Data records:
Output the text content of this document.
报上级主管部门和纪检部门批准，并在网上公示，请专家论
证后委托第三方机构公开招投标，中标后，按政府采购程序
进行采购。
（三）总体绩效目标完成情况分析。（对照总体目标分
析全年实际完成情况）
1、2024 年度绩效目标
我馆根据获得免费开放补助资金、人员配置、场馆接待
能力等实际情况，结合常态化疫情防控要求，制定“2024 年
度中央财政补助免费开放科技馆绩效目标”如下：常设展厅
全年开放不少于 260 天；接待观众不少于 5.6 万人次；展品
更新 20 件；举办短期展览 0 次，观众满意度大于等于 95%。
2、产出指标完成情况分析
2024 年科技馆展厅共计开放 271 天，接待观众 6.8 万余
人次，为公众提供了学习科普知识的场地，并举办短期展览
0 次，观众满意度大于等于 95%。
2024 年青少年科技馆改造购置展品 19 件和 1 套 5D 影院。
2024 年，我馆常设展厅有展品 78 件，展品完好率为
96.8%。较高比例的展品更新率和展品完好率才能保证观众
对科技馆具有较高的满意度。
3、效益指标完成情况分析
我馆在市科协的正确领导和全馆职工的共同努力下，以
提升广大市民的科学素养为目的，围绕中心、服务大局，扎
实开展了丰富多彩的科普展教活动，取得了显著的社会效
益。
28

■ STATED PROBLEM ■
Retype all of the data shown above, word for word.

■ IN RESPONSE ■
Output the text content of this document.
报上级主管部门和纪检部门批准，并在网上公示，请专家论
证后委托第三方机构公开招投标，中标后，按政府采购程序
进行采购。
（三）总体绩效目标完成情况分析。（对照总体目标分
析全年实际完成情况）
1、2024 年度绩效目标
我馆根据获得免费开放补助资金、人员配置、场馆接待
能力等实际情况，结合常态化疫情防控要求，制定“2024 年
度中央财政补助免费开放科技馆绩效目标”如下：常设展厅
全年开放不少于 260 天；接待观众不少于 5.6 万人次；展品
更新 20 件；举办短期展览 0 次，观众满意度大于等于 95%。
2、产出指标完成情况分析
2024 年科技馆展厅共计开放 271 天，接待观众 6.8 万余
人次，为公众提供了学习科普知识的场地，并举办短期展览
0 次，观众满意度大于等于 95%。
2024 年青少年科技馆改造购置展品 19 件和 1 套 5D 影院。
2024 年，我馆常设展厅有展品 78 件，展品完好率为
96.8%。较高比例的展品更新率和展品完好率才能保证观众
对科技馆具有较高的满意度。
3、效益指标完成情况分析
我馆在市科协的正确领导和全馆职工的共同努力下，以
提升广大市民的科学素养为目的，围绕中心、服务大局，扎
实开展了丰富多彩的科普展教活动，取得了显著的社会效
益。
28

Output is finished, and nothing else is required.